Short task
The answer should be a single number: how many lines of the entries below hold the word "мэдээлэл".

Stored rows
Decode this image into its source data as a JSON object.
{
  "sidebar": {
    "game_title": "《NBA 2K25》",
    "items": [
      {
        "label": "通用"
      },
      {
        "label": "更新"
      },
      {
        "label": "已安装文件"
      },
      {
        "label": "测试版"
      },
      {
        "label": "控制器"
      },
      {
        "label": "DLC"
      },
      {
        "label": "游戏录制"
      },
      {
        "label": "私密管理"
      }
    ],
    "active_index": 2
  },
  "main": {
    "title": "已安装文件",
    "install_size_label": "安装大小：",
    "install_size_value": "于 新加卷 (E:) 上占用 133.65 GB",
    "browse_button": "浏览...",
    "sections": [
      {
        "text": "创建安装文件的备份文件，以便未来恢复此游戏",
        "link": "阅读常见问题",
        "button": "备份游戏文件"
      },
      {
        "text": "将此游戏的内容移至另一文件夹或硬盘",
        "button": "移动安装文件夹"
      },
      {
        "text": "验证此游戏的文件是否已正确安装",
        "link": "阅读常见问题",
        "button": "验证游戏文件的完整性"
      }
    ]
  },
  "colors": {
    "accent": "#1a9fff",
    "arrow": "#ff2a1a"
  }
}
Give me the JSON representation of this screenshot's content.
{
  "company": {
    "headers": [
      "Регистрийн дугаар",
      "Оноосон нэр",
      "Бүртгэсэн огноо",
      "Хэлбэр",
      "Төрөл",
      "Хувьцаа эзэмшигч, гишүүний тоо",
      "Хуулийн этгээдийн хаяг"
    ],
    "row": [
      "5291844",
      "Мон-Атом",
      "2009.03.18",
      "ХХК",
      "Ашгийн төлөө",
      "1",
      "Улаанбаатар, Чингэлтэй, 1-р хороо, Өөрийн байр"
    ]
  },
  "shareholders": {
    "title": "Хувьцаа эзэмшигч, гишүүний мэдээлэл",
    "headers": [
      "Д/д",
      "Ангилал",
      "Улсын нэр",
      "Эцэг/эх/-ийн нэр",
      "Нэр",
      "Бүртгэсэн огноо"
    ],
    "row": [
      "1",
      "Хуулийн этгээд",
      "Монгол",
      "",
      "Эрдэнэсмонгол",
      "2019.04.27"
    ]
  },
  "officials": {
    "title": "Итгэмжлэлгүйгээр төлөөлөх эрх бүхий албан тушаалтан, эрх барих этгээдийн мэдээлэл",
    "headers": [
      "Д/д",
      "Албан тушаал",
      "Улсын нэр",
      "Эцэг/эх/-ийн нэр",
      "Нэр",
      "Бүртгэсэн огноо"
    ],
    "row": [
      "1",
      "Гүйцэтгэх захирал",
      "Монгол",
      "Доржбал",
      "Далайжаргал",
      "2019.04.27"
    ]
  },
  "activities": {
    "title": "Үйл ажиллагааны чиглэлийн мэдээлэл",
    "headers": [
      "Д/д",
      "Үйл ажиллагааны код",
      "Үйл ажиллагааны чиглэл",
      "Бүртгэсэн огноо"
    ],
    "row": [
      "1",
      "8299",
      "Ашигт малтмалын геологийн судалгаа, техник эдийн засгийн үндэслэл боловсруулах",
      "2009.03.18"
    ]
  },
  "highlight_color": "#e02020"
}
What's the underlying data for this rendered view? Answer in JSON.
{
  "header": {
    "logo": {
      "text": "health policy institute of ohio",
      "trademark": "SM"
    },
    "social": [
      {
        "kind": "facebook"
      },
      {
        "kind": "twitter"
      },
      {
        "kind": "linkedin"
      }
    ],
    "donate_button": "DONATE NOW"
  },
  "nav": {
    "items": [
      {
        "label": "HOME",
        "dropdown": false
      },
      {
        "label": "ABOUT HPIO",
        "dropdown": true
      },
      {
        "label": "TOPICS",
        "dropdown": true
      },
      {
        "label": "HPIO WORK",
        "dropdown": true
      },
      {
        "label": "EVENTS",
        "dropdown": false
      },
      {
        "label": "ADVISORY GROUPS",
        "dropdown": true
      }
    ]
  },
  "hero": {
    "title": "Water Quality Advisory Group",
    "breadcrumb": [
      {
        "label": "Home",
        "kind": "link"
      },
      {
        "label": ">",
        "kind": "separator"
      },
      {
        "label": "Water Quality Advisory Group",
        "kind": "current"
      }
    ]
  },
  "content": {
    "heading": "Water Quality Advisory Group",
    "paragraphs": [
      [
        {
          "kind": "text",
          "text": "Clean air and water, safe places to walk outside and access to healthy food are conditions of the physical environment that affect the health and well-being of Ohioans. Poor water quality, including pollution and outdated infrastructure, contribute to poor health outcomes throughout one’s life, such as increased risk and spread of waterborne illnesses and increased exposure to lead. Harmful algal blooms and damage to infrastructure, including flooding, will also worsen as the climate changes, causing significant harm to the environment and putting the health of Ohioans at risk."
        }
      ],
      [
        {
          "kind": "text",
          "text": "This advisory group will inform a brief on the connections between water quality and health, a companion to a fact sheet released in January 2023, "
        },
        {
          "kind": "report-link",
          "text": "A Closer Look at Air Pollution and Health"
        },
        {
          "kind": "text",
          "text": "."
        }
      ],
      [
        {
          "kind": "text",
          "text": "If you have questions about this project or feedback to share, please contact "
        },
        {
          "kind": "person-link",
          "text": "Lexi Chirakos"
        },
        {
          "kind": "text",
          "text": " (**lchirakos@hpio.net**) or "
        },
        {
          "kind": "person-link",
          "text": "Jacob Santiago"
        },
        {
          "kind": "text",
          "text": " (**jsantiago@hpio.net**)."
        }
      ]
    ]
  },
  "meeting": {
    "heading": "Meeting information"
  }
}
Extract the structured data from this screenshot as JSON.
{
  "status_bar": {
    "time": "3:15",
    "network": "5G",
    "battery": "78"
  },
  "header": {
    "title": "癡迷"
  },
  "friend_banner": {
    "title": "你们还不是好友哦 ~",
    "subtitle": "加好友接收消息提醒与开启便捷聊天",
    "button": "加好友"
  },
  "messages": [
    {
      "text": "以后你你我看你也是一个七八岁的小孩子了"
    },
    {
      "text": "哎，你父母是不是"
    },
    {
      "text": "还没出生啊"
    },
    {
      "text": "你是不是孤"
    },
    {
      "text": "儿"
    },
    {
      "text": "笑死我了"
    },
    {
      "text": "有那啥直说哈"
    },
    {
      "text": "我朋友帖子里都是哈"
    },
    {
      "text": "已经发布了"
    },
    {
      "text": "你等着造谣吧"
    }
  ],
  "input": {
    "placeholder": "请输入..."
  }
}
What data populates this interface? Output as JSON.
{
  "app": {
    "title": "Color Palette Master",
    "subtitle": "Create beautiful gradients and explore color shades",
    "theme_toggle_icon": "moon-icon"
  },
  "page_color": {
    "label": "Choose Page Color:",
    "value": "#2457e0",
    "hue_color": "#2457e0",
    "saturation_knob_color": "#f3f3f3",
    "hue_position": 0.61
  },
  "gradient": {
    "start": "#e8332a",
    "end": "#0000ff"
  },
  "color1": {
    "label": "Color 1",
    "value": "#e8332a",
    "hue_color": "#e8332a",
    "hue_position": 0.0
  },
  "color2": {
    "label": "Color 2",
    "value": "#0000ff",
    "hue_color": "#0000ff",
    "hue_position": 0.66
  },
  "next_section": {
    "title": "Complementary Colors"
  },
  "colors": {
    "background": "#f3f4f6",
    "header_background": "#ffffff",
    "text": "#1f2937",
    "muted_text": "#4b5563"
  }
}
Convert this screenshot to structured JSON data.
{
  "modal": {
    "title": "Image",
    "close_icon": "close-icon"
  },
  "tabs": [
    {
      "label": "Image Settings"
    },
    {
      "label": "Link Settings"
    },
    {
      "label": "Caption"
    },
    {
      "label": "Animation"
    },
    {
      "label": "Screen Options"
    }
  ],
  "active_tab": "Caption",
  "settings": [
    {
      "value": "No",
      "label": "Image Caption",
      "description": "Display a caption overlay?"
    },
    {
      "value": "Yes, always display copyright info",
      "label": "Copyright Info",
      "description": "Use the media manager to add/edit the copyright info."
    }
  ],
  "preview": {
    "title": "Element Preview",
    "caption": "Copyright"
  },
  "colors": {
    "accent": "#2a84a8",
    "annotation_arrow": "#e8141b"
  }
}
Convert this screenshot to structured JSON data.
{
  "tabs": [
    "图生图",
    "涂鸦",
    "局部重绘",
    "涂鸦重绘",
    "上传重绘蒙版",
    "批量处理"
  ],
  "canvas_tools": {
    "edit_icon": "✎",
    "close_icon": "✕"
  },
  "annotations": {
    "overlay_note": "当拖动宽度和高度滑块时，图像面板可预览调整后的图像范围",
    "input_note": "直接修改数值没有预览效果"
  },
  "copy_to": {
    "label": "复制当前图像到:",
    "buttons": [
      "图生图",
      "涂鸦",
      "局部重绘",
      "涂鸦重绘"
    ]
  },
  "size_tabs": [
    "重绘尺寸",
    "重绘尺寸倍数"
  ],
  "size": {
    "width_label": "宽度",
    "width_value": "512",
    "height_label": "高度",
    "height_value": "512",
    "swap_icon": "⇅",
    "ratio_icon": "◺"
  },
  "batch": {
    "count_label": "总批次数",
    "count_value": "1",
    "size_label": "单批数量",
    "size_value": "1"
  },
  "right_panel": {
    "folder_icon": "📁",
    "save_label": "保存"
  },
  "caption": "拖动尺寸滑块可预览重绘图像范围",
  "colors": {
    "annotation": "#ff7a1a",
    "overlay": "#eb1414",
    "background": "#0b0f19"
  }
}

Correct response
3